Identify every line containing the word "chậm" and reproduce each one.

Data records ->
▬▬▬▬▬▬▬▬▬▬

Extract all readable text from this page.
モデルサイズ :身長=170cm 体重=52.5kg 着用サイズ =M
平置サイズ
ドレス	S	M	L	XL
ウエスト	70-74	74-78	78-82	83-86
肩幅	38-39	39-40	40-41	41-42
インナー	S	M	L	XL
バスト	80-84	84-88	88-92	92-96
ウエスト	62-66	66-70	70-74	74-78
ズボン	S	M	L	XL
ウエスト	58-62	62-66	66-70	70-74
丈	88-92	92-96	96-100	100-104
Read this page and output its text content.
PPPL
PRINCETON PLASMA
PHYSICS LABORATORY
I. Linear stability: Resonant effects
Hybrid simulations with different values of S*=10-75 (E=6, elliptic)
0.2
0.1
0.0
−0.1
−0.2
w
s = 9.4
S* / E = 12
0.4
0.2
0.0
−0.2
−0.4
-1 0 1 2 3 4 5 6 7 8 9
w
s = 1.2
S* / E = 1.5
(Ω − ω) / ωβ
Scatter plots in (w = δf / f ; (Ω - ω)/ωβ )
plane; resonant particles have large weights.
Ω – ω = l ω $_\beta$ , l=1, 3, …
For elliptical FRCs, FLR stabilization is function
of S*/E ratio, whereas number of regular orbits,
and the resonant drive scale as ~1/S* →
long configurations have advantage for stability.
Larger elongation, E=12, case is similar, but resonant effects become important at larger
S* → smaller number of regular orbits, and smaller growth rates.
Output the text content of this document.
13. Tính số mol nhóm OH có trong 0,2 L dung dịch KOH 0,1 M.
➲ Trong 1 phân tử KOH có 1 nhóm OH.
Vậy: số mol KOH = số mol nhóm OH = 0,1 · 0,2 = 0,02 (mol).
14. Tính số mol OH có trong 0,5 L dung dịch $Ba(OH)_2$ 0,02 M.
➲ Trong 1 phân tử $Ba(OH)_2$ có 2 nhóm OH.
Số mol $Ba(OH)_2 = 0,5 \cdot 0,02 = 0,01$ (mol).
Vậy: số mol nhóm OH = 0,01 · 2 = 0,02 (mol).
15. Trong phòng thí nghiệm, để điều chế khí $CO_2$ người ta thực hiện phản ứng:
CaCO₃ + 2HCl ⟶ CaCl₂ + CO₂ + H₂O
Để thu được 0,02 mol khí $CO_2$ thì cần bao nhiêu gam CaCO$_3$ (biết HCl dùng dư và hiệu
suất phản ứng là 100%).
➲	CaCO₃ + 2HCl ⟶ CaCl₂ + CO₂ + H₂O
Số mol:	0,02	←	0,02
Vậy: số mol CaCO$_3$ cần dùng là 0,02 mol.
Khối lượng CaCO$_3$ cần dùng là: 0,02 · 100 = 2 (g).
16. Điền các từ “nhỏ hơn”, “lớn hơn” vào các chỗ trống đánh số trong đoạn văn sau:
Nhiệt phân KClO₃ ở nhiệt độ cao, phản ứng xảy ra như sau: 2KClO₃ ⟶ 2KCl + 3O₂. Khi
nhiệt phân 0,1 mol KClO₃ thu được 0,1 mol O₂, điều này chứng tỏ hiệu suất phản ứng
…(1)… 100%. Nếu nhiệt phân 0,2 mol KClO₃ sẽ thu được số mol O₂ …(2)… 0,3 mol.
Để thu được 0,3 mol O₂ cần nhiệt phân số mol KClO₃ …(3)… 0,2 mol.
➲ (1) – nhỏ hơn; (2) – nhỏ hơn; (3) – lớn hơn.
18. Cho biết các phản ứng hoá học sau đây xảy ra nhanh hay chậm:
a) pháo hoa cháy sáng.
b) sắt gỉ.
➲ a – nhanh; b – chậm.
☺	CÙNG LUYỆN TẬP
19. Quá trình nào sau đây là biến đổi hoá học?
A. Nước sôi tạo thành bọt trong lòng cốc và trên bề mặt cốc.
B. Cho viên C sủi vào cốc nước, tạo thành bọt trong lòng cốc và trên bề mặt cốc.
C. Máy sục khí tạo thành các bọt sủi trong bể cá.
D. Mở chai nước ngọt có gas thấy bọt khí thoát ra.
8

▬▬▬▬▬▬▬▬▬▬

Complete output ->
18. Cho biết các phản ứng hoá học sau đây xảy ra nhanh hay chậm:
➲ a – nhanh; b – chậm.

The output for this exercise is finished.